- [SOURCE RECORDS]:
╭──

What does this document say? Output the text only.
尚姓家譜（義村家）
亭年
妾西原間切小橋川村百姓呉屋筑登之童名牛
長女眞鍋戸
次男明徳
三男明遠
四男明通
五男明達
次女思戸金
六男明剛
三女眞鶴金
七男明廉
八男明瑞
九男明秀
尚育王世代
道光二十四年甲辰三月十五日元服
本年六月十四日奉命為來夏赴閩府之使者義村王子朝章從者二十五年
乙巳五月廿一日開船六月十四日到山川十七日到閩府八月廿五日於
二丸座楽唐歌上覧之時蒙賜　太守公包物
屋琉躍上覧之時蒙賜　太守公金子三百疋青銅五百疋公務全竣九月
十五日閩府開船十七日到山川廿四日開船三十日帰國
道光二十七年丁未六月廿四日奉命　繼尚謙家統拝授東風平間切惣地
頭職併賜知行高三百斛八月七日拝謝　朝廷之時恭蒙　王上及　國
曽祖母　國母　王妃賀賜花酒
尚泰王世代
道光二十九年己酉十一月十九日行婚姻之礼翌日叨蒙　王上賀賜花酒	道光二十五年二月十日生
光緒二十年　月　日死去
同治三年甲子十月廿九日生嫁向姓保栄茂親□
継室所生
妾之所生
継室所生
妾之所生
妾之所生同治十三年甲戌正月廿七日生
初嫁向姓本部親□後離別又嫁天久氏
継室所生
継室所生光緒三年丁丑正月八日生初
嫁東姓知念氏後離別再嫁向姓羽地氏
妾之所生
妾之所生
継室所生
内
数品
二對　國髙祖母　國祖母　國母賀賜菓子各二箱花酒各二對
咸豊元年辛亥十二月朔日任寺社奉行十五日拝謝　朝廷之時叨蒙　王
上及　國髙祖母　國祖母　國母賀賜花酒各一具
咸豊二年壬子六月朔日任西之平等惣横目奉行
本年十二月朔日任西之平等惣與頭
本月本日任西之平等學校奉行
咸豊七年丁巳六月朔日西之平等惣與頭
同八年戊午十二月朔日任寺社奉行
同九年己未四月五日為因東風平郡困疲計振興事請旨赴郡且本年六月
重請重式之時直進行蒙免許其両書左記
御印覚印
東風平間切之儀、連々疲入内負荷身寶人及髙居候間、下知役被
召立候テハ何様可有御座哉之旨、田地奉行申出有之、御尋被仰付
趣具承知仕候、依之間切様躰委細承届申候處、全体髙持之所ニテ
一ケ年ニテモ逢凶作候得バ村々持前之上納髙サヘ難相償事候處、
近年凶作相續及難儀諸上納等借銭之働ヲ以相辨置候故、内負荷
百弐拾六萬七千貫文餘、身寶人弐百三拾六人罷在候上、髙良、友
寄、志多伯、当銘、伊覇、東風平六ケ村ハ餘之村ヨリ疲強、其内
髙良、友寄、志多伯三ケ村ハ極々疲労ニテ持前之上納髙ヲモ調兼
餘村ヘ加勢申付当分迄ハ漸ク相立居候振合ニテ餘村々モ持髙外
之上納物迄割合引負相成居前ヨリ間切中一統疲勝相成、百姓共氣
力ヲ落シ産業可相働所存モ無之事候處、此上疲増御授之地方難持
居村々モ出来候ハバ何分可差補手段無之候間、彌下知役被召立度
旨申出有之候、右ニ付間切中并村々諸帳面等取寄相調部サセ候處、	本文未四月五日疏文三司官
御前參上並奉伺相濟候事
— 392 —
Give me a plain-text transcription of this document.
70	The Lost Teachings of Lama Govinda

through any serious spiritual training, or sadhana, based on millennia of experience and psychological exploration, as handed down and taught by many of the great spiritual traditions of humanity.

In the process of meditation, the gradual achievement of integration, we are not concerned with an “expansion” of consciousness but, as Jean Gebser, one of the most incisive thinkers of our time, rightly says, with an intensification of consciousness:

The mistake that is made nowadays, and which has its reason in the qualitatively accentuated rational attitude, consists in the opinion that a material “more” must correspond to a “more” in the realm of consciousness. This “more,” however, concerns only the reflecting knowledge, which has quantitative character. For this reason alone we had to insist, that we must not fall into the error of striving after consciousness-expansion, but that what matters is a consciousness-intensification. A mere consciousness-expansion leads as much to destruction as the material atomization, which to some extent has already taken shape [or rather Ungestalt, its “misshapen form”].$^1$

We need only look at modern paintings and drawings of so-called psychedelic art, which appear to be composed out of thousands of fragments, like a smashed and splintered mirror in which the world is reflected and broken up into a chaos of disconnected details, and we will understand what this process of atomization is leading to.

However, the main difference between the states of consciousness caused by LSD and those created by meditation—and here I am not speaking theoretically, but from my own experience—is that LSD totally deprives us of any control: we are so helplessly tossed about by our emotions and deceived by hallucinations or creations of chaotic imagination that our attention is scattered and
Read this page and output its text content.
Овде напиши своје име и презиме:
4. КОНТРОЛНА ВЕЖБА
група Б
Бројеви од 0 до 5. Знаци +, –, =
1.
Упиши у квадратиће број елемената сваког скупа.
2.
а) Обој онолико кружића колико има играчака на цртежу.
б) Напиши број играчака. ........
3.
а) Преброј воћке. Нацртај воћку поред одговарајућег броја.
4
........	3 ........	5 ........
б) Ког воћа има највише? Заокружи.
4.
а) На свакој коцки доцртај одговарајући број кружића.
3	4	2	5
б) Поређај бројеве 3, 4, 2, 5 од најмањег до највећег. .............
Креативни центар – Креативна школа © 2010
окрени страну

╰──

- [TASK PROMPT]: Output the records verbatim, from the first line to the last.

- [FULL ANSWER]:
What does this document say? Output the text only.
尚姓家譜（義村家）
亭年
妾西原間切小橋川村百姓呉屋筑登之童名牛
長女眞鍋戸
次男明徳
三男明遠
四男明通
五男明達
次女思戸金
六男明剛
三女眞鶴金
七男明廉
八男明瑞
九男明秀
尚育王世代
道光二十四年甲辰三月十五日元服
本年六月十四日奉命為來夏赴閩府之使者義村王子朝章從者二十五年
乙巳五月廿一日開船六月十四日到山川十七日到閩府八月廿五日於
二丸座楽唐歌上覧之時蒙賜　太守公包物
屋琉躍上覧之時蒙賜　太守公金子三百疋青銅五百疋公務全竣九月
十五日閩府開船十七日到山川廿四日開船三十日帰國
道光二十七年丁未六月廿四日奉命　繼尚謙家統拝授東風平間切惣地
頭職併賜知行高三百斛八月七日拝謝　朝廷之時恭蒙　王上及　國
曽祖母　國母　王妃賀賜花酒
尚泰王世代
道光二十九年己酉十一月十九日行婚姻之礼翌日叨蒙　王上賀賜花酒	道光二十五年二月十日生
光緒二十年　月　日死去
同治三年甲子十月廿九日生嫁向姓保栄茂親□
継室所生
妾之所生
継室所生
妾之所生
妾之所生同治十三年甲戌正月廿七日生
初嫁向姓本部親□後離別又嫁天久氏
継室所生
継室所生光緒三年丁丑正月八日生初
嫁東姓知念氏後離別再嫁向姓羽地氏
妾之所生
妾之所生
継室所生
内
数品
二對　國髙祖母　國祖母　國母賀賜菓子各二箱花酒各二對
咸豊元年辛亥十二月朔日任寺社奉行十五日拝謝　朝廷之時叨蒙　王
上及　國髙祖母　國祖母　國母賀賜花酒各一具
咸豊二年壬子六月朔日任西之平等惣横目奉行
本年十二月朔日任西之平等惣與頭
本月本日任西之平等學校奉行
咸豊七年丁巳六月朔日西之平等惣與頭
同八年戊午十二月朔日任寺社奉行
同九年己未四月五日為因東風平郡困疲計振興事請旨赴郡且本年六月
重請重式之時直進行蒙免許其両書左記
御印覚印
東風平間切之儀、連々疲入内負荷身寶人及髙居候間、下知役被
召立候テハ何様可有御座哉之旨、田地奉行申出有之、御尋被仰付
趣具承知仕候、依之間切様躰委細承届申候處、全体髙持之所ニテ
一ケ年ニテモ逢凶作候得バ村々持前之上納髙サヘ難相償事候處、
近年凶作相續及難儀諸上納等借銭之働ヲ以相辨置候故、内負荷
百弐拾六萬七千貫文餘、身寶人弐百三拾六人罷在候上、髙良、友
寄、志多伯、当銘、伊覇、東風平六ケ村ハ餘之村ヨリ疲強、其内
髙良、友寄、志多伯三ケ村ハ極々疲労ニテ持前之上納髙ヲモ調兼
餘村ヘ加勢申付当分迄ハ漸ク相立居候振合ニテ餘村々モ持髙外
之上納物迄割合引負相成居前ヨリ間切中一統疲勝相成、百姓共氣
力ヲ落シ産業可相働所存モ無之事候處、此上疲増御授之地方難持
居村々モ出来候ハバ何分可差補手段無之候間、彌下知役被召立度
旨申出有之候、右ニ付間切中并村々諸帳面等取寄相調部サセ候處、	本文未四月五日疏文三司官
御前參上並奉伺相濟候事
— 392 —
Give me a plain-text transcription of this document.
70	The Lost Teachings of Lama Govinda

through any serious spiritual training, or sadhana, based on millennia of experience and psychological exploration, as handed down and taught by many of the great spiritual traditions of humanity.

In the process of meditation, the gradual achievement of integration, we are not concerned with an “expansion” of consciousness but, as Jean Gebser, one of the most incisive thinkers of our time, rightly says, with an intensification of consciousness:

The mistake that is made nowadays, and which has its reason in the qualitatively accentuated rational attitude, consists in the opinion that a material “more” must correspond to a “more” in the realm of consciousness. This “more,” however, concerns only the reflecting knowledge, which has quantitative character. For this reason alone we had to insist, that we must not fall into the error of striving after consciousness-expansion, but that what matters is a consciousness-intensification. A mere consciousness-expansion leads as much to destruction as the material atomization, which to some extent has already taken shape [or rather Ungestalt, its “misshapen form”].$^1$

We need only look at modern paintings and drawings of so-called psychedelic art, which appear to be composed out of thousands of fragments, like a smashed and splintered mirror in which the world is reflected and broken up into a chaos of disconnected details, and we will understand what this process of atomization is leading to.

However, the main difference between the states of consciousness caused by LSD and those created by meditation—and here I am not speaking theoretically, but from my own experience—is that LSD totally deprives us of any control: we are so helplessly tossed about by our emotions and deceived by hallucinations or creations of chaotic imagination that our attention is scattered and
Read this page and output its text content.
Овде напиши своје име и презиме:
4. КОНТРОЛНА ВЕЖБА
група Б
Бројеви од 0 до 5. Знаци +, –, =
1.
Упиши у квадратиће број елемената сваког скупа.
2.
а) Обој онолико кружића колико има играчака на цртежу.
б) Напиши број играчака. ........
3.
а) Преброј воћке. Нацртај воћку поред одговарајућег броја.
4
........	3 ........	5 ........
б) Ког воћа има највише? Заокружи.
4.
а) На свакој коцки доцртај одговарајући број кружића.
3	4	2	5
б) Поређај бројеве 3, 4, 2, 5 од најмањег до највећег. .............
Креативни центар – Креативна школа © 2010
окрени страну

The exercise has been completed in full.